> _What the task asks_
Find every line in the records that contains the string "flair", ignoring capitalization, and copy each of those lines in full.

> _Entries supplied_
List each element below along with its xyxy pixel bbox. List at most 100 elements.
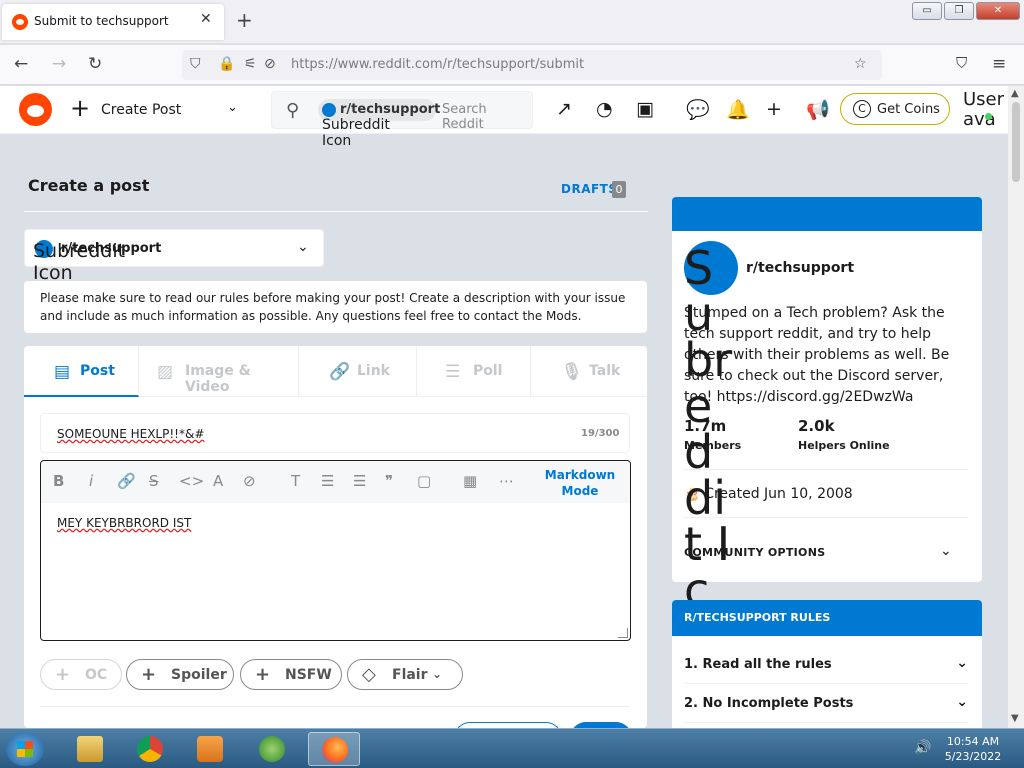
superscript-icon[interactable]: A bbox=[213, 472, 223, 490]
address-bar[interactable]: ⛉ 🔒 ⚟ ⊘ https://www.reddit.com/r/techsup… bbox=[182, 50, 882, 80]
tab-image-video[interactable]: ▨ Image & Video bbox=[139, 346, 299, 397]
create-icon[interactable]: + bbox=[766, 98, 782, 120]
spoiler-button[interactable]: + Spoiler bbox=[126, 659, 234, 690]
browser-tab[interactable]: Submit to techsupport ✕ bbox=[2, 4, 224, 40]
oc-button[interactable]: + OC bbox=[40, 659, 122, 690]
bold-icon[interactable]: B bbox=[53, 472, 64, 490]
link-icon[interactable]: 🔗 bbox=[117, 472, 136, 490]
reddit-logo-icon[interactable] bbox=[19, 93, 52, 126]
advertise-megaphone-icon[interactable]: 📢 bbox=[806, 98, 830, 121]
inline-code-icon[interactable]: <> bbox=[179, 472, 204, 490]
coins-stats-icon[interactable]: ◔ bbox=[596, 98, 613, 120]
create-post-plus-icon[interactable]: + bbox=[70, 94, 90, 122]
bulleted-list-icon[interactable]: ☰ bbox=[321, 472, 334, 490]
rule-item[interactable]: 1. Read all the rules ⌄ bbox=[684, 646, 968, 684]
post-editor: ▤ Post ▨ Image & Video 🔗 Link ☰ Poll 🎙 T… bbox=[24, 346, 647, 738]
restore-button[interactable]: ❐ bbox=[944, 2, 974, 20]
plus-icon: + bbox=[141, 664, 157, 685]
community-name[interactable]: r/techsupport bbox=[746, 260, 854, 276]
heading-icon[interactable]: T bbox=[291, 472, 300, 490]
start-button[interactable] bbox=[6, 732, 44, 766]
reload-icon[interactable]: ↻ bbox=[88, 54, 102, 74]
get-coins-button[interactable]: C Get Coins bbox=[840, 93, 950, 125]
scroll-up-icon[interactable]: ▲ bbox=[1011, 88, 1019, 99]
flair-label: Flair bbox=[392, 667, 428, 683]
nsfw-button[interactable]: + NSFW bbox=[240, 659, 342, 690]
media-player-icon bbox=[197, 736, 223, 762]
online-status-dot bbox=[985, 113, 992, 120]
lock-icon[interactable]: 🔒 bbox=[218, 56, 235, 72]
menu-icon[interactable]: ≡ bbox=[992, 54, 1006, 74]
taskbar-firefox[interactable] bbox=[308, 732, 360, 766]
get-coins-label: Get Coins bbox=[877, 102, 940, 117]
search-bar[interactable]: ⚲ r/techsupport Search Reddit bbox=[271, 91, 533, 132]
tab-post[interactable]: ▤ Post bbox=[24, 346, 139, 397]
forward-icon[interactable]: → bbox=[52, 54, 66, 74]
tab-link-label: Link bbox=[357, 363, 390, 379]
clock-time: 10:54 AM bbox=[946, 735, 1000, 748]
tab-title: Submit to techsupport bbox=[34, 14, 169, 28]
image-icon: ▨ bbox=[157, 362, 174, 382]
drafts-button[interactable]: DRAFTS bbox=[561, 182, 618, 196]
popular-icon[interactable]: ↗ bbox=[556, 98, 572, 120]
new-tab-icon[interactable]: + bbox=[236, 8, 253, 32]
tab-talk[interactable]: 🎙 Talk bbox=[531, 346, 647, 397]
numbered-list-icon[interactable]: ☰ bbox=[353, 472, 366, 490]
more-options-icon[interactable]: ⋯ bbox=[499, 472, 514, 490]
spoiler-icon[interactable]: ⊘ bbox=[243, 472, 256, 490]
code-block-icon[interactable]: ▢ bbox=[417, 472, 431, 490]
flair-button[interactable]: ◇ Flair ⌄ bbox=[347, 659, 463, 690]
quote-icon[interactable]: ❞ bbox=[385, 472, 393, 490]
taskbar-media-center[interactable] bbox=[246, 732, 298, 766]
camera-blocked-icon[interactable]: ⊘ bbox=[264, 56, 276, 72]
shield-icon[interactable]: ⛉ bbox=[190, 56, 201, 72]
tab-poll[interactable]: ☰ Poll bbox=[417, 346, 531, 397]
url-text: https://www.reddit.com/r/techsupport/sub… bbox=[291, 57, 585, 72]
chat-icon[interactable]: 💬 bbox=[686, 98, 710, 121]
online-count: 2.0k bbox=[798, 417, 835, 435]
speaker-icon[interactable]: 🔊 bbox=[914, 740, 931, 756]
notification-bell-icon[interactable]: 🔔 bbox=[726, 98, 750, 121]
markdown-mode-button[interactable]: Markdown Mode bbox=[541, 467, 619, 499]
chevron-down-icon: ⌄ bbox=[956, 694, 968, 710]
italic-icon[interactable]: i bbox=[89, 472, 93, 490]
tab-post-label: Post bbox=[80, 363, 115, 379]
page-title: Create a post bbox=[28, 176, 150, 195]
post-type-tabs: ▤ Post ▨ Image & Video 🔗 Link ☰ Poll 🎙 T… bbox=[24, 346, 647, 397]
scroll-down-icon[interactable]: ▼ bbox=[1011, 713, 1019, 724]
title-input[interactable]: SOMEOUNE HEXLP!!*&# 19/300 bbox=[40, 413, 630, 453]
rules-card: R/TECHSUPPORT RULES 1. Read all the rule… bbox=[672, 600, 982, 740]
body-text-editor[interactable]: B i 🔗 S <> A ⊘ T ☰ ☰ ❞ ▢ ▦ ⋯ Markdown Mo… bbox=[40, 460, 631, 641]
video-icon[interactable]: ▣ bbox=[636, 98, 654, 120]
minimize-button[interactable]: ▭ bbox=[912, 2, 942, 20]
tab-image-video-label: Image & Video bbox=[185, 363, 251, 395]
back-icon[interactable]: ← bbox=[14, 54, 28, 74]
close-window-button[interactable]: ✕ bbox=[976, 2, 1020, 20]
reddit-header: + Create Post ⌄ ⚲ r/techsupport Search R… bbox=[0, 86, 1008, 134]
pocket-icon[interactable]: ⛉ bbox=[956, 54, 967, 72]
chevron-down-icon: ⌄ bbox=[956, 655, 968, 671]
title-divider bbox=[24, 211, 648, 212]
user-avatar[interactable]: User ava bbox=[963, 90, 1004, 130]
bookmark-star-icon[interactable]: ☆ bbox=[854, 56, 867, 72]
scroll-thumb[interactable] bbox=[1012, 102, 1020, 182]
taskbar-media-player[interactable] bbox=[184, 732, 236, 766]
vertical-scrollbar[interactable]: ▲ ▼ bbox=[1008, 86, 1024, 728]
system-clock[interactable]: 10:54 AM 5/23/2022 bbox=[944, 734, 1002, 764]
taskbar-chrome[interactable] bbox=[124, 732, 176, 766]
chevron-down-icon[interactable]: ⌄ bbox=[227, 100, 238, 115]
permissions-icon[interactable]: ⚟ bbox=[244, 56, 257, 72]
search-input[interactable]: Search Reddit bbox=[442, 102, 532, 132]
table-icon[interactable]: ▦ bbox=[463, 472, 477, 490]
drafts-count-badge: 0 bbox=[612, 181, 626, 198]
strikethrough-icon[interactable]: S bbox=[149, 472, 159, 490]
taskbar-file-explorer[interactable] bbox=[64, 732, 116, 766]
chevron-down-icon[interactable]: ⌄ bbox=[297, 239, 309, 255]
tab-link[interactable]: 🔗 Link bbox=[299, 346, 417, 397]
tab-close-icon[interactable]: ✕ bbox=[200, 11, 212, 27]
resize-handle[interactable] bbox=[618, 628, 628, 638]
create-post-label[interactable]: Create Post bbox=[101, 102, 181, 118]
rule-item[interactable]: 2. No Incomplete Posts ⌄ bbox=[684, 685, 968, 723]
poll-icon: ☰ bbox=[445, 362, 461, 382]
chevron-down-icon[interactable]: ⌄ bbox=[940, 543, 952, 559]
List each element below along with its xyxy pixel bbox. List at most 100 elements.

> _Solution_
flair-label: Flair bbox=[392, 667, 428, 683]
flair-button[interactable]: ◇ Flair ⌄ bbox=[347, 659, 463, 690]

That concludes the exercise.